- PROBLEM TO WORK ON
Skip every image and restate the data word for word.

======

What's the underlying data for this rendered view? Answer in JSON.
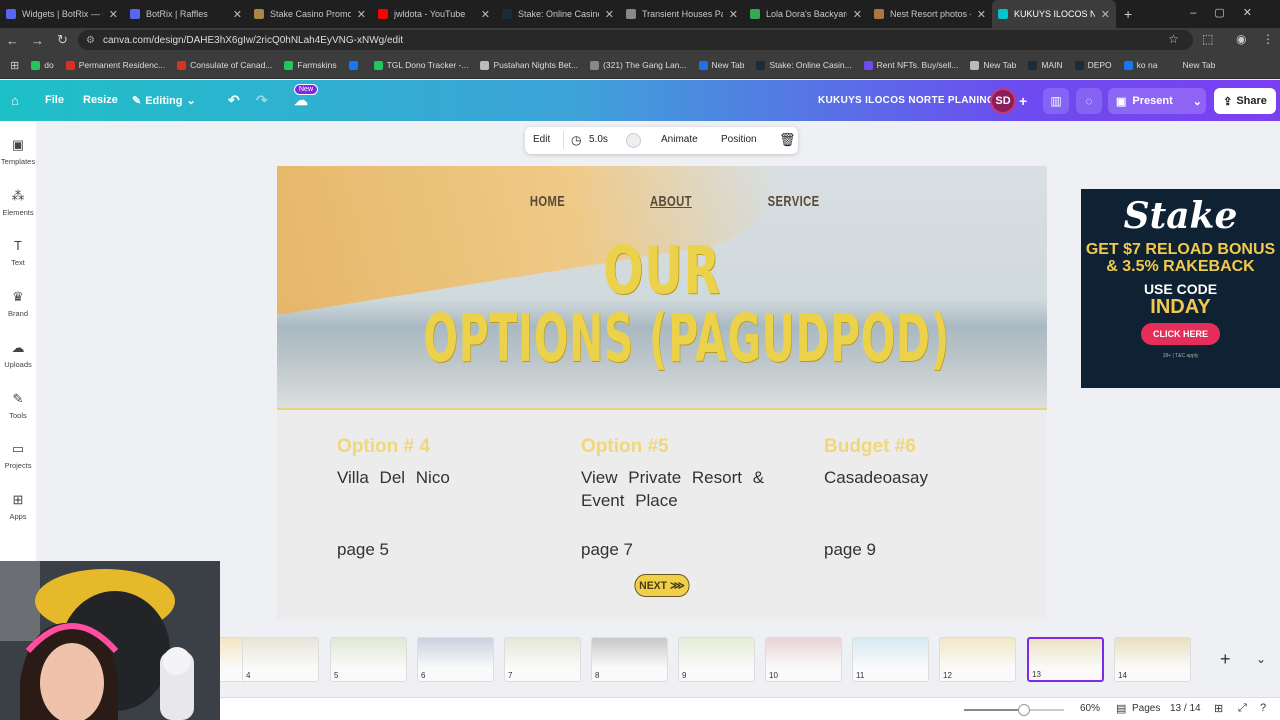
{
  "browser": {
    "tabs": [
      {
        "title": "Widgets | BotRix — C",
        "color": "#5865f2"
      },
      {
        "title": "BotRix | Raffles",
        "color": "#5865f2"
      },
      {
        "title": "Stake Casino Promo",
        "color": "#aa8844"
      },
      {
        "title": "jwldota - YouTube",
        "color": "#ff0000"
      },
      {
        "title": "Stake: Online Casino",
        "color": "#1a2c38"
      },
      {
        "title": "Transient Houses Pa",
        "color": "#888888"
      },
      {
        "title": "Lola Dora's Backyard",
        "color": "#34a853"
      },
      {
        "title": "Nest Resort photos -",
        "color": "#aa7744"
      },
      {
        "title": "KUKUYS ILOCOS NOR",
        "color": "#00c4cc"
      }
    ],
    "url": "canva.com/design/DAHE3hX6gIw/2ricQ0hNLah4EyVNG-xNWg/edit",
    "bookmarks": [
      {
        "label": "do",
        "color": "#22c55e"
      },
      {
        "label": "Permanent Residenc...",
        "color": "#d93025"
      },
      {
        "label": "Consulate of Canad...",
        "color": "#d93025"
      },
      {
        "label": "Farmskins",
        "color": "#22c55e"
      },
      {
        "label": "",
        "color": "#1877f2"
      },
      {
        "label": "TGL Dono Tracker -...",
        "color": "#22c55e"
      },
      {
        "label": "Pustahan Nights Bet...",
        "color": "#bbbbbb"
      },
      {
        "label": "(321) The Gang Lan...",
        "color": "#888888"
      },
      {
        "label": "New Tab",
        "color": "#1a73e8"
      },
      {
        "label": "Stake: Online Casin...",
        "color": "#1a2c38"
      },
      {
        "label": "Rent NFTs. Buy/sell...",
        "color": "#6d4bf0"
      },
      {
        "label": "New Tab",
        "color": "#bbbbbb"
      },
      {
        "label": "MAIN",
        "color": "#1a2c38"
      },
      {
        "label": "DEPO",
        "color": "#1a2c38"
      },
      {
        "label": "ko na",
        "color": "#1877f2"
      },
      {
        "label": "New Tab",
        "color": "#3c3c3c"
      }
    ]
  },
  "toolbar": {
    "file": "File",
    "resize": "Resize",
    "editing": "Editing",
    "new_badge": "New",
    "project_title": "KUKUYS ILOCOS NORTE PLANING",
    "avatar": "SD",
    "present": "Present",
    "share": "Share"
  },
  "sidebar": {
    "items": [
      {
        "label": "Templates",
        "icon": "templates-icon"
      },
      {
        "label": "Elements",
        "icon": "elements-icon"
      },
      {
        "label": "Text",
        "icon": "text-icon"
      },
      {
        "label": "Brand",
        "icon": "brand-icon"
      },
      {
        "label": "Uploads",
        "icon": "uploads-icon"
      },
      {
        "label": "Tools",
        "icon": "tools-icon"
      },
      {
        "label": "Projects",
        "icon": "projects-icon"
      },
      {
        "label": "Apps",
        "icon": "apps-icon"
      }
    ]
  },
  "context_toolbar": {
    "edit": "Edit",
    "duration": "5.0s",
    "animate": "Animate",
    "position": "Position"
  },
  "slide": {
    "nav": [
      "HOME",
      "ABOUT",
      "SERVICE"
    ],
    "title_line1": "OUR",
    "title_line2": "OPTIONS (PAGUDPOD)",
    "options": [
      {
        "heading": "Option # 4",
        "name": "Villa Del Nico",
        "page": "page 5"
      },
      {
        "heading": "Option #5",
        "name": "View  Private  Resort & Event Place",
        "page": "page 7"
      },
      {
        "heading": "Budget #6",
        "name": "Casadeoasay",
        "page": "page 9"
      }
    ],
    "next_button": "NEXT ⋙"
  },
  "ad": {
    "logo": "Stake",
    "line1": "GET $7 RELOAD BONUS & 3.5% RAKEBACK",
    "line2": "USE CODE",
    "code": "INDAY",
    "cta": "CLICK HERE",
    "fine": "18+ | T&C apply"
  },
  "pages": {
    "thumbnails": [
      {
        "number": "",
        "color": "#f3e6c2"
      },
      {
        "number": "4",
        "color": "#e8e4d8"
      },
      {
        "number": "5",
        "color": "#dfe8d4"
      },
      {
        "number": "6",
        "color": "#c9d2de"
      },
      {
        "number": "7",
        "color": "#e4e8d8"
      },
      {
        "number": "8",
        "color": "#c8c8c8"
      },
      {
        "number": "9",
        "color": "#e6ecd6"
      },
      {
        "number": "10",
        "color": "#e8d4d4"
      },
      {
        "number": "11",
        "color": "#d6eaf0"
      },
      {
        "number": "12",
        "color": "#f1e8c6"
      },
      {
        "number": "13",
        "color": "#ede3c4"
      },
      {
        "number": "14",
        "color": "#e8e0c0"
      }
    ]
  },
  "status": {
    "zoom": "60%",
    "zoom_fraction": 0.6,
    "pages_label": "Pages",
    "page_count": "13 / 14"
  }
}
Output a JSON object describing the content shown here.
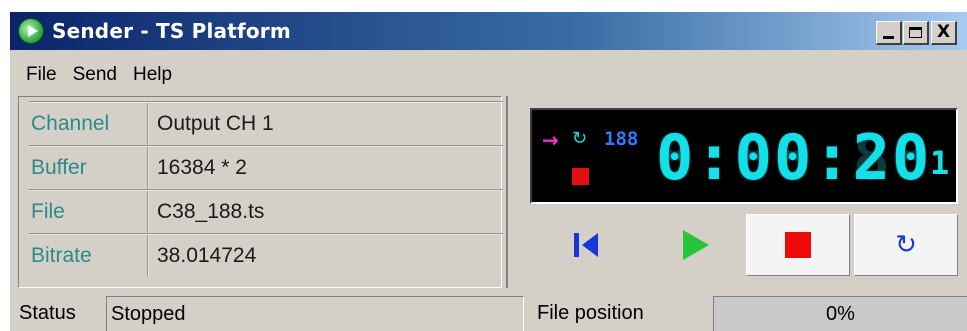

======

- REPLY TO THE EXERCISE
What's the underlying data for this rendered view? Answer in JSON.
{
  "browser": {
    "tabs": [
      {
        "title": "Widgets | BotRix — C",
        "color": "#5865f2"
      },
      {
        "title": "BotRix | Raffles",
        "color": "#5865f2"
      },
      {
        "title": "Stake Casino Promo",
        "color": "#aa8844"
      },
      {
        "title": "jwldota - YouTube",
        "color": "#ff0000"
      },
      {
        "title": "Stake: Online Casino",
        "color": "#1a2c38"
      },
      {
        "title": "Transient Houses Pa",
        "color": "#888888"
      },
      {
        "title": "Lola Dora's Backyard",
        "color": "#34a853"
      },
      {
        "title": "Nest Resort photos -",
        "color": "#aa7744"
      },
      {
        "title": "KUKUYS ILOCOS NOR",
        "color": "#00c4cc"
      }
    ],
    "url": "canva.com/design/DAHE3hX6gIw/2ricQ0hNLah4EyVNG-xNWg/edit",
    "bookmarks": [
      {
        "label": "do",
        "color": "#22c55e"
      },
      {
        "label": "Permanent Residenc...",
        "color": "#d93025"
      },
      {
        "label": "Consulate of Canad...",
        "color": "#d93025"
      },
      {
        "label": "Farmskins",
        "color": "#22c55e"
      },
      {
        "label": "",
        "color": "#1877f2"
      },
      {
        "label": "TGL Dono Tracker -...",
        "color": "#22c55e"
      },
      {
        "label": "Pustahan Nights Bet...",
        "color": "#bbbbbb"
      },
      {
        "label": "(321) The Gang Lan...",
        "color": "#888888"
      },
      {
        "label": "New Tab",
        "color": "#1a73e8"
      },
      {
        "label": "Stake: Online Casin...",
        "color": "#1a2c38"
      },
      {
        "label": "Rent NFTs. Buy/sell...",
        "color": "#6d4bf0"
      },
      {
        "label": "New Tab",
        "color": "#bbbbbb"
      },
      {
        "label": "MAIN",
        "color": "#1a2c38"
      },
      {
        "label": "DEPO",
        "color": "#1a2c38"
      },
      {
        "label": "ko na",
        "color": "#1877f2"
      },
      {
        "label": "New Tab",
        "color": "#3c3c3c"
      }
    ]
  },
  "toolbar": {
    "file": "File",
    "resize": "Resize",
    "editing": "Editing",
    "new_badge": "New",
    "project_title": "KUKUYS ILOCOS NORTE PLANING",
    "avatar": "SD",
    "present": "Present",
    "share": "Share"
  },
  "sidebar": {
    "items": [
      {
        "label": "Templates",
        "icon": "templates-icon"
      },
      {
        "label": "Elements",
        "icon": "elements-icon"
      },
      {
        "label": "Text",
        "icon": "text-icon"
      },
      {
        "label": "Brand",
        "icon": "brand-icon"
      },
      {
        "label": "Uploads",
        "icon": "uploads-icon"
      },
      {
        "label": "Tools",
        "icon": "tools-icon"
      },
      {
        "label": "Projects",
        "icon": "projects-icon"
      },
      {
        "label": "Apps",
        "icon": "apps-icon"
      }
    ]
  },
  "context_toolbar": {
    "edit": "Edit",
    "duration": "5.0s",
    "animate": "Animate",
    "position": "Position"
  },
  "slide": {
    "nav": [
      "HOME",
      "ABOUT",
      "SERVICE"
    ],
    "title_line1": "OUR",
    "title_line2": "OPTIONS (PAGUDPOD)",
    "options": [
      {
        "heading": "Option # 4",
        "name": "Villa Del Nico",
        "page": "page 5"
      },
      {
        "heading": "Option #5",
        "name": "View  Private  Resort & Event Place",
        "page": "page 7"
      },
      {
        "heading": "Budget #6",
        "name": "Casadeoasay",
        "page": "page 9"
      }
    ],
    "next_button": "NEXT ⋙"
  },
  "ad": {
    "logo": "Stake",
    "line1": "GET $7 RELOAD BONUS & 3.5% RAKEBACK",
    "line2": "USE CODE",
    "code": "INDAY",
    "cta": "CLICK HERE",
    "fine": "18+ | T&C apply"
  },
  "pages": {
    "thumbnails": [
      {
        "number": "",
        "color": "#f3e6c2"
      },
      {
        "number": "4",
        "color": "#e8e4d8"
      },
      {
        "number": "5",
        "color": "#dfe8d4"
      },
      {
        "number": "6",
        "color": "#c9d2de"
      },
      {
        "number": "7",
        "color": "#e4e8d8"
      },
      {
        "number": "8",
        "color": "#c8c8c8"
      },
      {
        "number": "9",
        "color": "#e6ecd6"
      },
      {
        "number": "10",
        "color": "#e8d4d4"
      },
      {
        "number": "11",
        "color": "#d6eaf0"
      },
      {
        "number": "12",
        "color": "#f1e8c6"
      },
      {
        "number": "13",
        "color": "#ede3c4"
      },
      {
        "number": "14",
        "color": "#e8e0c0"
      }
    ]
  },
  "status": {
    "zoom": "60%",
    "zoom_fraction": 0.6,
    "pages_label": "Pages",
    "page_count": "13 / 14"
  }
}
Output a JSON object describing the content shown here.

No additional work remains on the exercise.